**GIVEN DATA**
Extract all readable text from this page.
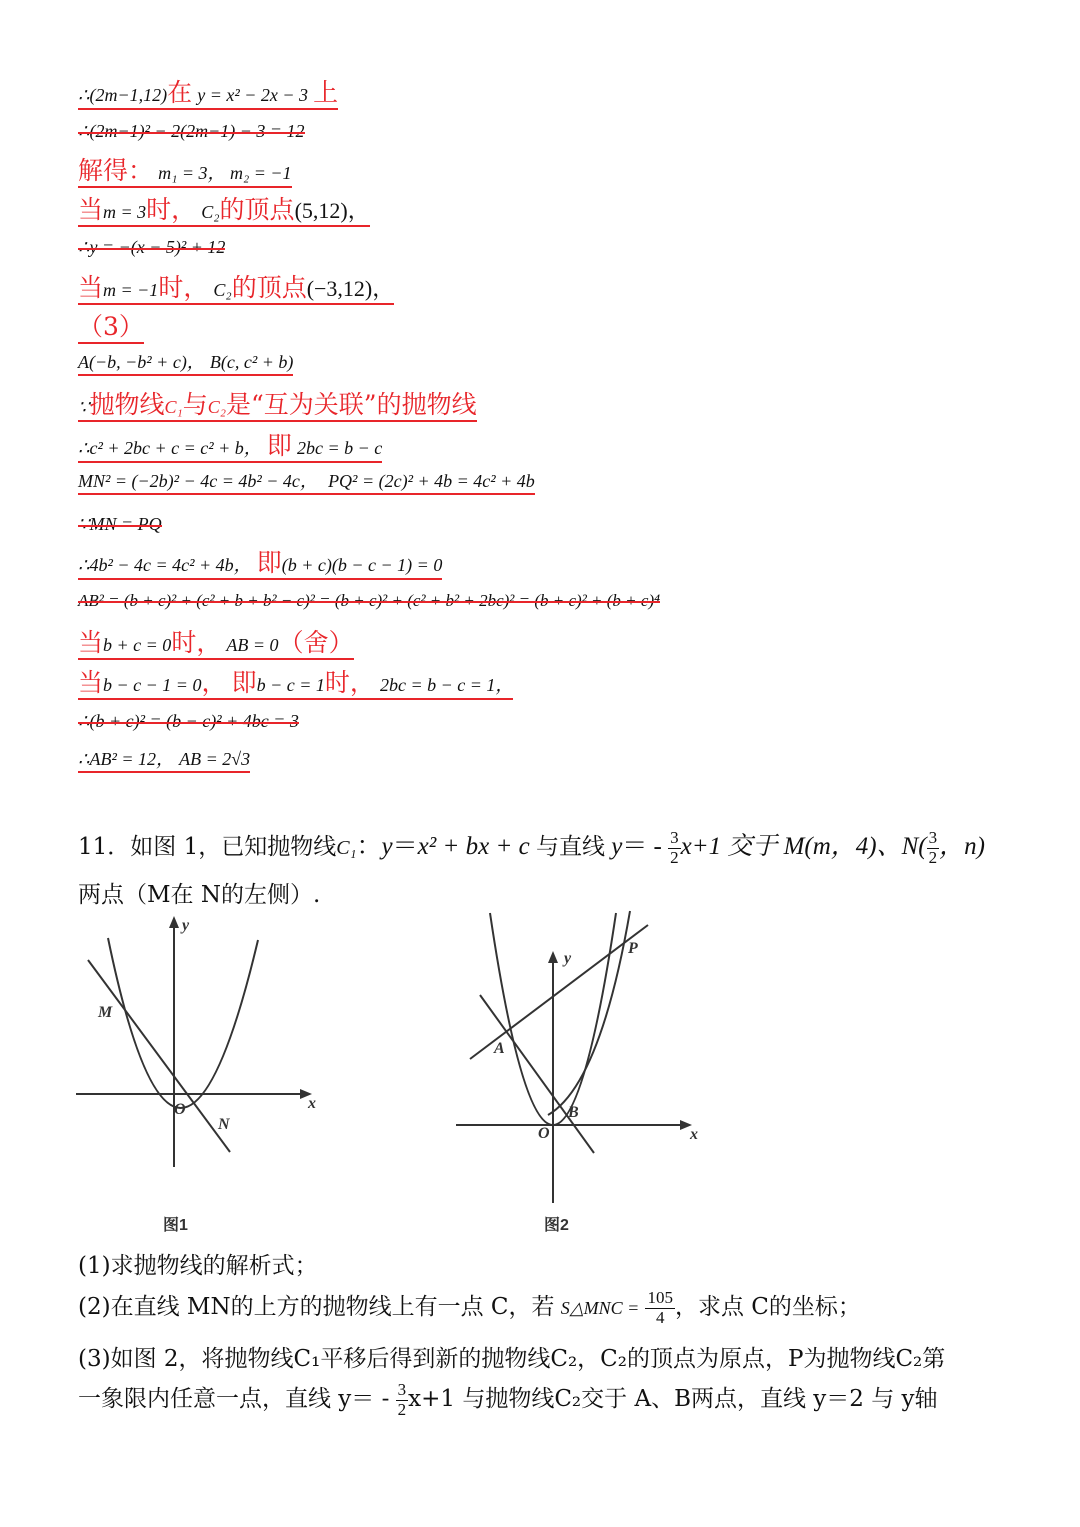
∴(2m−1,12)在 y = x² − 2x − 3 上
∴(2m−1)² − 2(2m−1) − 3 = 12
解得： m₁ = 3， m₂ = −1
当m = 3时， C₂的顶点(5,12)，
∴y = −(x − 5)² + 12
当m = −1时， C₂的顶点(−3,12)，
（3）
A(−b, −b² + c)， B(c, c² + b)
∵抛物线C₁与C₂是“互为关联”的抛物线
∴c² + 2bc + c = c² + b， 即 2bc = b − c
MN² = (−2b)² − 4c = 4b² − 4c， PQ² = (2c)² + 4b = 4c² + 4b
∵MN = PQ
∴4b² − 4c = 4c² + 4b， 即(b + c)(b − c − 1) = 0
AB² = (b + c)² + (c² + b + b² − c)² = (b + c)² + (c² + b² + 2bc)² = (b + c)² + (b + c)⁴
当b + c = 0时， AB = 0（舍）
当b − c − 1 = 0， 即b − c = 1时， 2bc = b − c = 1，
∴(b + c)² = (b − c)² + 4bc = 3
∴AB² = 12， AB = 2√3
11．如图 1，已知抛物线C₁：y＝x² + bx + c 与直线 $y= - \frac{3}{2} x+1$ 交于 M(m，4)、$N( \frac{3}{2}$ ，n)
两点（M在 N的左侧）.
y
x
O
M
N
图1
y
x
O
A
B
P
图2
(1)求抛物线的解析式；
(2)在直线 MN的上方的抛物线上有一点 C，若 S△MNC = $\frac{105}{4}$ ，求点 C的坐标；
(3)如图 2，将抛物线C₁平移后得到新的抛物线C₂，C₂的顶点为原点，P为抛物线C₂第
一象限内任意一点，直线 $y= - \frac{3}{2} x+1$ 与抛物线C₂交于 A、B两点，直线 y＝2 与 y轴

**WORK TO COMPLETE**
Retype each entry precisely. Skip images entirely.

**WRITTEN ANSWER**
Extract all readable text from this page.
∴(2m−1,12)在 y = x² − 2x − 3 上
∴(2m−1)² − 2(2m−1) − 3 = 12
解得： m₁ = 3， m₂ = −1
当m = 3时， C₂的顶点(5,12)，
∴y = −(x − 5)² + 12
当m = −1时， C₂的顶点(−3,12)，
（3）
A(−b, −b² + c)， B(c, c² + b)
∵抛物线C₁与C₂是“互为关联”的抛物线
∴c² + 2bc + c = c² + b， 即 2bc = b − c
MN² = (−2b)² − 4c = 4b² − 4c， PQ² = (2c)² + 4b = 4c² + 4b
∵MN = PQ
∴4b² − 4c = 4c² + 4b， 即(b + c)(b − c − 1) = 0
AB² = (b + c)² + (c² + b + b² − c)² = (b + c)² + (c² + b² + 2bc)² = (b + c)² + (b + c)⁴
当b + c = 0时， AB = 0（舍）
当b − c − 1 = 0， 即b − c = 1时， 2bc = b − c = 1，
∴(b + c)² = (b − c)² + 4bc = 3
∴AB² = 12， AB = 2√3
11．如图 1，已知抛物线C₁：y＝x² + bx + c 与直线 $y= - \frac{3}{2} x+1$ 交于 M(m，4)、$N( \frac{3}{2}$ ，n)
两点（M在 N的左侧）.
y
x
O
M
N
图1
y
x
O
A
B
P
图2
(1)求抛物线的解析式；
(2)在直线 MN的上方的抛物线上有一点 C，若 S△MNC = $\frac{105}{4}$ ，求点 C的坐标；
(3)如图 2，将抛物线C₁平移后得到新的抛物线C₂，C₂的顶点为原点，P为抛物线C₂第
一象限内任意一点，直线 $y= - \frac{3}{2} x+1$ 与抛物线C₂交于 A、B两点，直线 y＝2 与 y轴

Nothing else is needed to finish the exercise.